## AIM OF THE EXERCISE
What follows is a set of records, each of which is to be written out exactly.

### GIVEN RECORDS

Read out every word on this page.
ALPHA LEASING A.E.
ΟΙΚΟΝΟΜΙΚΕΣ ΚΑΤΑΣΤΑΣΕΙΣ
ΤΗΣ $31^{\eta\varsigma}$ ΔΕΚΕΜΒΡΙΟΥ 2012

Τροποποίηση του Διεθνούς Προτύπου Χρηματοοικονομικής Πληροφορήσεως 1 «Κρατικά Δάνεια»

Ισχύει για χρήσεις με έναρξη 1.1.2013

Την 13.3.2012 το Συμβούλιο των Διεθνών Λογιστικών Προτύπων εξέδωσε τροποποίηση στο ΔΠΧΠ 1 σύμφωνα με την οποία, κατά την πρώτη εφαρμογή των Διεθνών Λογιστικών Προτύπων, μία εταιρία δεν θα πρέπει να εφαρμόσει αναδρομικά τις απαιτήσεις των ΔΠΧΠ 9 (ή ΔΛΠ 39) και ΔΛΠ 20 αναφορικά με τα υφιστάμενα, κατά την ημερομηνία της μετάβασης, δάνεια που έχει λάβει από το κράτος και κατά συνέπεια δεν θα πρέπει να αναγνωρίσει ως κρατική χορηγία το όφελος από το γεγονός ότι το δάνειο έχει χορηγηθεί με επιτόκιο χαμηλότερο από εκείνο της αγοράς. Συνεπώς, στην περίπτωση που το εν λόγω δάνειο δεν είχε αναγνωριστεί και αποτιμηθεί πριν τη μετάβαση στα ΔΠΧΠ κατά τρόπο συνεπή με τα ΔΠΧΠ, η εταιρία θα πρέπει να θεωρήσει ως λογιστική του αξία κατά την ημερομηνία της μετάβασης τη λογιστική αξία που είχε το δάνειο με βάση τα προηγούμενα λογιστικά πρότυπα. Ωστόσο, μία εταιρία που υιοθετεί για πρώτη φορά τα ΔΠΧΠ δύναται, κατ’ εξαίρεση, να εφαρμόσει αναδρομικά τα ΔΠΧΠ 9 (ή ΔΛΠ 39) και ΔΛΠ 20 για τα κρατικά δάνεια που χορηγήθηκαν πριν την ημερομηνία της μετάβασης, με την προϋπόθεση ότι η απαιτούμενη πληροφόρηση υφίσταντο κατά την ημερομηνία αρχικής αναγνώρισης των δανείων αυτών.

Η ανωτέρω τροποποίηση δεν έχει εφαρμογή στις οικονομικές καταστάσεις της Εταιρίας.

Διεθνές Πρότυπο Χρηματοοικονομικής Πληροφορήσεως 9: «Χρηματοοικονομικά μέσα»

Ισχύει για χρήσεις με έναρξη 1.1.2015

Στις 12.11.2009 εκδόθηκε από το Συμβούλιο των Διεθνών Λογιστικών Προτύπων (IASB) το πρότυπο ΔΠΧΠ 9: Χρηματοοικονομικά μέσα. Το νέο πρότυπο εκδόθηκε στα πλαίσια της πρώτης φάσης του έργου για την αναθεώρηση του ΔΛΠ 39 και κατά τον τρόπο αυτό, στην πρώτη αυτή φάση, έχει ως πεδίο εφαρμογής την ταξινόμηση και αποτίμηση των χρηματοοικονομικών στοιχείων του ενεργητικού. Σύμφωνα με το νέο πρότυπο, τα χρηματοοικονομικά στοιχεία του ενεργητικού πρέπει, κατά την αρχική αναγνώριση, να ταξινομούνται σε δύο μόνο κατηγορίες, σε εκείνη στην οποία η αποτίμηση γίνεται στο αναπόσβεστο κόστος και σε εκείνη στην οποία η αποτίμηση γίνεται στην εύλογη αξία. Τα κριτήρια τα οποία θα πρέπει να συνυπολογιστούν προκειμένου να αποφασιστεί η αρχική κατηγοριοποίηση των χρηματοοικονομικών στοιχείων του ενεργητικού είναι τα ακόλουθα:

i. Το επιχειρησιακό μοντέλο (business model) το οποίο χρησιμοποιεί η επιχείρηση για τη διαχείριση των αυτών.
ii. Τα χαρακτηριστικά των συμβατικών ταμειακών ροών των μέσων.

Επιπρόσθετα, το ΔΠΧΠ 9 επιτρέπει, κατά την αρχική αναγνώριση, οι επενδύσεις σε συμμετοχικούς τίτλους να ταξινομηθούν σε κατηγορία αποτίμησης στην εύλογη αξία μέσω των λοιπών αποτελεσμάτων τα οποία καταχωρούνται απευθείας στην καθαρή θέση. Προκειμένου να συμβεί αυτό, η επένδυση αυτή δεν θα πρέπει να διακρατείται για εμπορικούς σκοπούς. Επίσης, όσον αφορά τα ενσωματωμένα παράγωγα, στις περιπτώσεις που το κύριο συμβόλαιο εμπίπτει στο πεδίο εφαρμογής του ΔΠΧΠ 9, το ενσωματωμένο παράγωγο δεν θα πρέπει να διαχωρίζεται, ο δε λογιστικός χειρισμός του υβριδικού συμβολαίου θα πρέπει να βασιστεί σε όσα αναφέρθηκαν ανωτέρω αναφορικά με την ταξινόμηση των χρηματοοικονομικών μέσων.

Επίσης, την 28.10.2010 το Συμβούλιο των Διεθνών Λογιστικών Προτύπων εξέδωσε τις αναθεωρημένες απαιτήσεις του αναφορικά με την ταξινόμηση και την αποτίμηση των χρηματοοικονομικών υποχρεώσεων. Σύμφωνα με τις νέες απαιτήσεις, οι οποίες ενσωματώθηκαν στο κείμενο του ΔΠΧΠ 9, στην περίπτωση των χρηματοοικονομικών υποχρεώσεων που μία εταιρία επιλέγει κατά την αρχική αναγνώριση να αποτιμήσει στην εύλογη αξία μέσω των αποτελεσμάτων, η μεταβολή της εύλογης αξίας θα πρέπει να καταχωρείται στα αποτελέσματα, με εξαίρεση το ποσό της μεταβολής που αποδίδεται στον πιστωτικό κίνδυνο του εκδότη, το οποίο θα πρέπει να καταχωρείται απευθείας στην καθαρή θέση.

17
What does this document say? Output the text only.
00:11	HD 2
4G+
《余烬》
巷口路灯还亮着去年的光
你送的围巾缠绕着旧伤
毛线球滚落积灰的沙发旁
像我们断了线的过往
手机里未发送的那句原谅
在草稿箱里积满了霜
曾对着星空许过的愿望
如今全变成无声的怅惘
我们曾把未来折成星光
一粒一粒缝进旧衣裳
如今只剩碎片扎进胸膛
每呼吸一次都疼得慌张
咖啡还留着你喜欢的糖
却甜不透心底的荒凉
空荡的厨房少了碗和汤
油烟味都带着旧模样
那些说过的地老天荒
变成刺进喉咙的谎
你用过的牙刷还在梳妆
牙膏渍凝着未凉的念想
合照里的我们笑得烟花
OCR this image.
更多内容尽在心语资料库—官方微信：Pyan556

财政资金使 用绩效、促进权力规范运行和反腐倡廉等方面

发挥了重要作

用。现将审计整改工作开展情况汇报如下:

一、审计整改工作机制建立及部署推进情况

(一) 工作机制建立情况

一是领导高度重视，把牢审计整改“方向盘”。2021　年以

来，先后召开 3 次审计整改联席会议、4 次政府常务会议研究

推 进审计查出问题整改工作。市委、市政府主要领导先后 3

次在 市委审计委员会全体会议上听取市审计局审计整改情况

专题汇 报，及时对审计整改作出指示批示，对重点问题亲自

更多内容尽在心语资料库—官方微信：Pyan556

######

## EXERCISE ANSWER
Read out every word on this page.
ALPHA LEASING A.E.
ΟΙΚΟΝΟΜΙΚΕΣ ΚΑΤΑΣΤΑΣΕΙΣ
ΤΗΣ $31^{\eta\varsigma}$ ΔΕΚΕΜΒΡΙΟΥ 2012

Τροποποίηση του Διεθνούς Προτύπου Χρηματοοικονομικής Πληροφορήσεως 1 «Κρατικά Δάνεια»

Ισχύει για χρήσεις με έναρξη 1.1.2013

Την 13.3.2012 το Συμβούλιο των Διεθνών Λογιστικών Προτύπων εξέδωσε τροποποίηση στο ΔΠΧΠ 1 σύμφωνα με την οποία, κατά την πρώτη εφαρμογή των Διεθνών Λογιστικών Προτύπων, μία εταιρία δεν θα πρέπει να εφαρμόσει αναδρομικά τις απαιτήσεις των ΔΠΧΠ 9 (ή ΔΛΠ 39) και ΔΛΠ 20 αναφορικά με τα υφιστάμενα, κατά την ημερομηνία της μετάβασης, δάνεια που έχει λάβει από το κράτος και κατά συνέπεια δεν θα πρέπει να αναγνωρίσει ως κρατική χορηγία το όφελος από το γεγονός ότι το δάνειο έχει χορηγηθεί με επιτόκιο χαμηλότερο από εκείνο της αγοράς. Συνεπώς, στην περίπτωση που το εν λόγω δάνειο δεν είχε αναγνωριστεί και αποτιμηθεί πριν τη μετάβαση στα ΔΠΧΠ κατά τρόπο συνεπή με τα ΔΠΧΠ, η εταιρία θα πρέπει να θεωρήσει ως λογιστική του αξία κατά την ημερομηνία της μετάβασης τη λογιστική αξία που είχε το δάνειο με βάση τα προηγούμενα λογιστικά πρότυπα. Ωστόσο, μία εταιρία που υιοθετεί για πρώτη φορά τα ΔΠΧΠ δύναται, κατ’ εξαίρεση, να εφαρμόσει αναδρομικά τα ΔΠΧΠ 9 (ή ΔΛΠ 39) και ΔΛΠ 20 για τα κρατικά δάνεια που χορηγήθηκαν πριν την ημερομηνία της μετάβασης, με την προϋπόθεση ότι η απαιτούμενη πληροφόρηση υφίσταντο κατά την ημερομηνία αρχικής αναγνώρισης των δανείων αυτών.

Η ανωτέρω τροποποίηση δεν έχει εφαρμογή στις οικονομικές καταστάσεις της Εταιρίας.

Διεθνές Πρότυπο Χρηματοοικονομικής Πληροφορήσεως 9: «Χρηματοοικονομικά μέσα»

Ισχύει για χρήσεις με έναρξη 1.1.2015

Στις 12.11.2009 εκδόθηκε από το Συμβούλιο των Διεθνών Λογιστικών Προτύπων (IASB) το πρότυπο ΔΠΧΠ 9: Χρηματοοικονομικά μέσα. Το νέο πρότυπο εκδόθηκε στα πλαίσια της πρώτης φάσης του έργου για την αναθεώρηση του ΔΛΠ 39 και κατά τον τρόπο αυτό, στην πρώτη αυτή φάση, έχει ως πεδίο εφαρμογής την ταξινόμηση και αποτίμηση των χρηματοοικονομικών στοιχείων του ενεργητικού. Σύμφωνα με το νέο πρότυπο, τα χρηματοοικονομικά στοιχεία του ενεργητικού πρέπει, κατά την αρχική αναγνώριση, να ταξινομούνται σε δύο μόνο κατηγορίες, σε εκείνη στην οποία η αποτίμηση γίνεται στο αναπόσβεστο κόστος και σε εκείνη στην οποία η αποτίμηση γίνεται στην εύλογη αξία. Τα κριτήρια τα οποία θα πρέπει να συνυπολογιστούν προκειμένου να αποφασιστεί η αρχική κατηγοριοποίηση των χρηματοοικονομικών στοιχείων του ενεργητικού είναι τα ακόλουθα:

i. Το επιχειρησιακό μοντέλο (business model) το οποίο χρησιμοποιεί η επιχείρηση για τη διαχείριση των αυτών.
ii. Τα χαρακτηριστικά των συμβατικών ταμειακών ροών των μέσων.

Επιπρόσθετα, το ΔΠΧΠ 9 επιτρέπει, κατά την αρχική αναγνώριση, οι επενδύσεις σε συμμετοχικούς τίτλους να ταξινομηθούν σε κατηγορία αποτίμησης στην εύλογη αξία μέσω των λοιπών αποτελεσμάτων τα οποία καταχωρούνται απευθείας στην καθαρή θέση. Προκειμένου να συμβεί αυτό, η επένδυση αυτή δεν θα πρέπει να διακρατείται για εμπορικούς σκοπούς. Επίσης, όσον αφορά τα ενσωματωμένα παράγωγα, στις περιπτώσεις που το κύριο συμβόλαιο εμπίπτει στο πεδίο εφαρμογής του ΔΠΧΠ 9, το ενσωματωμένο παράγωγο δεν θα πρέπει να διαχωρίζεται, ο δε λογιστικός χειρισμός του υβριδικού συμβολαίου θα πρέπει να βασιστεί σε όσα αναφέρθηκαν ανωτέρω αναφορικά με την ταξινόμηση των χρηματοοικονομικών μέσων.

Επίσης, την 28.10.2010 το Συμβούλιο των Διεθνών Λογιστικών Προτύπων εξέδωσε τις αναθεωρημένες απαιτήσεις του αναφορικά με την ταξινόμηση και την αποτίμηση των χρηματοοικονομικών υποχρεώσεων. Σύμφωνα με τις νέες απαιτήσεις, οι οποίες ενσωματώθηκαν στο κείμενο του ΔΠΧΠ 9, στην περίπτωση των χρηματοοικονομικών υποχρεώσεων που μία εταιρία επιλέγει κατά την αρχική αναγνώριση να αποτιμήσει στην εύλογη αξία μέσω των αποτελεσμάτων, η μεταβολή της εύλογης αξίας θα πρέπει να καταχωρείται στα αποτελέσματα, με εξαίρεση το ποσό της μεταβολής που αποδίδεται στον πιστωτικό κίνδυνο του εκδότη, το οποίο θα πρέπει να καταχωρείται απευθείας στην καθαρή θέση.

17
What does this document say? Output the text only.
00:11	HD 2
4G+
《余烬》
巷口路灯还亮着去年的光
你送的围巾缠绕着旧伤
毛线球滚落积灰的沙发旁
像我们断了线的过往
手机里未发送的那句原谅
在草稿箱里积满了霜
曾对着星空许过的愿望
如今全变成无声的怅惘
我们曾把未来折成星光
一粒一粒缝进旧衣裳
如今只剩碎片扎进胸膛
每呼吸一次都疼得慌张
咖啡还留着你喜欢的糖
却甜不透心底的荒凉
空荡的厨房少了碗和汤
油烟味都带着旧模样
那些说过的地老天荒
变成刺进喉咙的谎
你用过的牙刷还在梳妆
牙膏渍凝着未凉的念想
合照里的我们笑得烟花
OCR this image.
更多内容尽在心语资料库—官方微信：Pyan556

财政资金使 用绩效、促进权力规范运行和反腐倡廉等方面

发挥了重要作

用。现将审计整改工作开展情况汇报如下:

一、审计整改工作机制建立及部署推进情况

(一) 工作机制建立情况

一是领导高度重视，把牢审计整改“方向盘”。2021　年以

来，先后召开 3 次审计整改联席会议、4 次政府常务会议研究

推 进审计查出问题整改工作。市委、市政府主要领导先后 3

次在 市委审计委员会全体会议上听取市审计局审计整改情况

专题汇 报，及时对审计整改作出指示批示，对重点问题亲自

更多内容尽在心语资料库—官方微信：Pyan556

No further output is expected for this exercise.